== 課題の文章 ==
•••••

本発明は、NK様細胞の集団、および医薬として許容される添加物を含む、医薬組成物を提供する。医薬として許容される添加物としては、例えば等張化剤、pH調整剤、緩衝剤、安定化剤、凍結保護剤、抗生物質等を例示できる。具体的には、水、エタノール、塩化ナトリウム、ブドウ糖、アルブミン等が挙げられる。本発明の医薬組成物に含まれるNK様細胞の集団は、上記の、本発明によって提供されるCCR5+/CCR6+/CXCR3+/CD3-NK様細胞の集団であることが好ましい。また本発明の医薬組成物に含まれる細胞集団は、腫瘍細胞傷害活性が高いNK様細胞の集団であることが好ましく、固形腫瘍に浸潤するNK様細胞の集団であることがより好ましい。
本発明は、患者に治療的有効量のNK様細胞の集団を投与する工程を含む、患者の固形腫瘍の治療及び予防のための方法を提供する。本発明のNK様細胞の集団は、固形腫瘍の腫瘍細胞を傷害することができるため、患者の固形腫瘍の治療及び予防に有用である。
本発明は、上記治療用途又は研究用途における使用のためのキットを提供する。キットは、バック、バイアル及びチューブなど1つ又は複数の容器を含むことができる。容器は、本発明により提供される細胞集団を、任意選択により医薬として許容される添加物とともに含む医薬組成物として含むことができる。キットは、本発明により提供される細胞の集団を含む容器を、別の薬剤又は抗体医薬品との組合せで含むことができる。キットは、任意選択により、本明細書に記載する治療用途又は研究用途に関するラベル又は説明書とともに細胞集団を含む。

•••••

== 表示内容 ==
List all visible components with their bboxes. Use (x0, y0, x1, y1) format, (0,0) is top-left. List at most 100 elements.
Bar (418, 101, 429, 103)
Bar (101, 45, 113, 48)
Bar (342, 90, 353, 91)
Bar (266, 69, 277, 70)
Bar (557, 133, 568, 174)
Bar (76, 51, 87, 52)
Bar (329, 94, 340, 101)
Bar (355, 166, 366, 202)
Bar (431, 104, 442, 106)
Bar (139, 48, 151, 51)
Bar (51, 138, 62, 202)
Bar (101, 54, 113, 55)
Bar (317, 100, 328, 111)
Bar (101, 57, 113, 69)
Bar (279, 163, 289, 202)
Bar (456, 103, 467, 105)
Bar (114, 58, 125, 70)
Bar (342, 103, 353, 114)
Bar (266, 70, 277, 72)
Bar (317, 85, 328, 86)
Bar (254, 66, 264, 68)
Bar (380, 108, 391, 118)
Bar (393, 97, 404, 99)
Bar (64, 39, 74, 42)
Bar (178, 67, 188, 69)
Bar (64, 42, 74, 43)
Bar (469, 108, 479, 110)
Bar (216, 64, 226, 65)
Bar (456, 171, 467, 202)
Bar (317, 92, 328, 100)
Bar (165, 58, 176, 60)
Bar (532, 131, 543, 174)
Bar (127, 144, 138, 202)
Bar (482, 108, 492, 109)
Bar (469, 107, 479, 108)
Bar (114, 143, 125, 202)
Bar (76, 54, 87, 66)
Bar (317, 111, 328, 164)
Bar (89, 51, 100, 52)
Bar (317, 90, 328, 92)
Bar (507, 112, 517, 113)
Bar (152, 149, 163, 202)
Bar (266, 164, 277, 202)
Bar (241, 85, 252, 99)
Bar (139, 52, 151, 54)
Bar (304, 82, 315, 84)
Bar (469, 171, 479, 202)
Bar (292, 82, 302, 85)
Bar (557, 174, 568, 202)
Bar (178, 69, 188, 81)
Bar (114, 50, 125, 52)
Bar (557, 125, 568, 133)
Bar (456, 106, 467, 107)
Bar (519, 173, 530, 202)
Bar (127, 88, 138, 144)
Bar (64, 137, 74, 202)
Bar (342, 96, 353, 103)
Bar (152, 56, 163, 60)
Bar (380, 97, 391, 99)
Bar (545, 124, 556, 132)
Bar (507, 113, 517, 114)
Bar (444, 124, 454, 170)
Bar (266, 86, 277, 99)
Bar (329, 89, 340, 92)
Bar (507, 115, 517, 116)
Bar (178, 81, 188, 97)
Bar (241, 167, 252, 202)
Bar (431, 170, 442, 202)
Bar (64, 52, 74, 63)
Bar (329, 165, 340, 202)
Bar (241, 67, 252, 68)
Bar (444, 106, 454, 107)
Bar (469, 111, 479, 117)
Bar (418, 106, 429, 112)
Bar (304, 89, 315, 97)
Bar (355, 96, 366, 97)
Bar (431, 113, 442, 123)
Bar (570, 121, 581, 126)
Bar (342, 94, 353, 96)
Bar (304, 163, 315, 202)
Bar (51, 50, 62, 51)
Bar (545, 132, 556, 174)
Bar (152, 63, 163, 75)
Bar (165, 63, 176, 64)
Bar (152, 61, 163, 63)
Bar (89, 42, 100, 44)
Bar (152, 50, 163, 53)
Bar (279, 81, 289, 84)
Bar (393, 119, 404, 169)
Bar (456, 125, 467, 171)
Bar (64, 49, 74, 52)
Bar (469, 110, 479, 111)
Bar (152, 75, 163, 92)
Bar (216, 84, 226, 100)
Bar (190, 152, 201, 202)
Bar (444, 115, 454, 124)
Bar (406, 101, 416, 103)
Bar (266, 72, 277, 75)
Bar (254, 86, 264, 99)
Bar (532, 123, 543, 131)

•••••

== やること ==
1. NK様細胞の文章の「本発明は、NK様細胞の集団、」から「明書とともに細胞集団を含む。」までを、一字も変えずに打ち直してください。
2. NK様細胞の文章によると、キットに入れられる容器にはどんなものがありますか。
この一覧は、ここではまったく使いません。

== 答えの例 ==
1.
本発明は、NK様細胞の集団、および医薬として許容される添加物を含む、医薬組成物を提供する。医薬として許容される添加物としては、例えば等張化剤、pH調整剤、緩衝剤、安定化剤、凍結保護剤、抗生物質等を例示できる。具体的には、水、エタノール、塩化ナトリウム、ブドウ糖、アルブミン等が挙げられる。本発明の医薬組成物に含まれるNK様細胞の集団は、上記の、本発明によって提供されるCCR5+/CCR6+/CXCR3+/CD3-NK様細胞の集団であることが好ましい。また本発明の医薬組成物に含まれる細胞集団は、腫瘍細胞傷害活性が高いNK様細胞の集団であることが好ましく、固形腫瘍に浸潤するNK様細胞の集団であることがより好ましい。
本発明は、患者に治療的有効量のNK様細胞の集団を投与する工程を含む、患者の固形腫瘍の治療及び予防のための方法を提供する。本発明のNK様細胞の集団は、固形腫瘍の腫瘍細胞を傷害することができるため、患者の固形腫瘍の治療及び予防に有用である。
本発明は、上記治療用途又は研究用途における使用のためのキットを提供する。キットは、バック、バイアル及びチューブなど1つ又は複数の容器を含むことができる。容器は、本発明により提供される細胞集団を、任意選択により医薬として許容される添加物とともに含む医薬組成物として含むことができる。キットは、本発明により提供される細胞の集団を含む容器を、別の薬剤又は抗体医薬品との組合せで含むことができる。キットは、任意選択により、本明細書に記載する治療用途又は研究用途に関するラベル又は説明書とともに細胞集団を含む。

2. バック、バイアル、チューブなどです。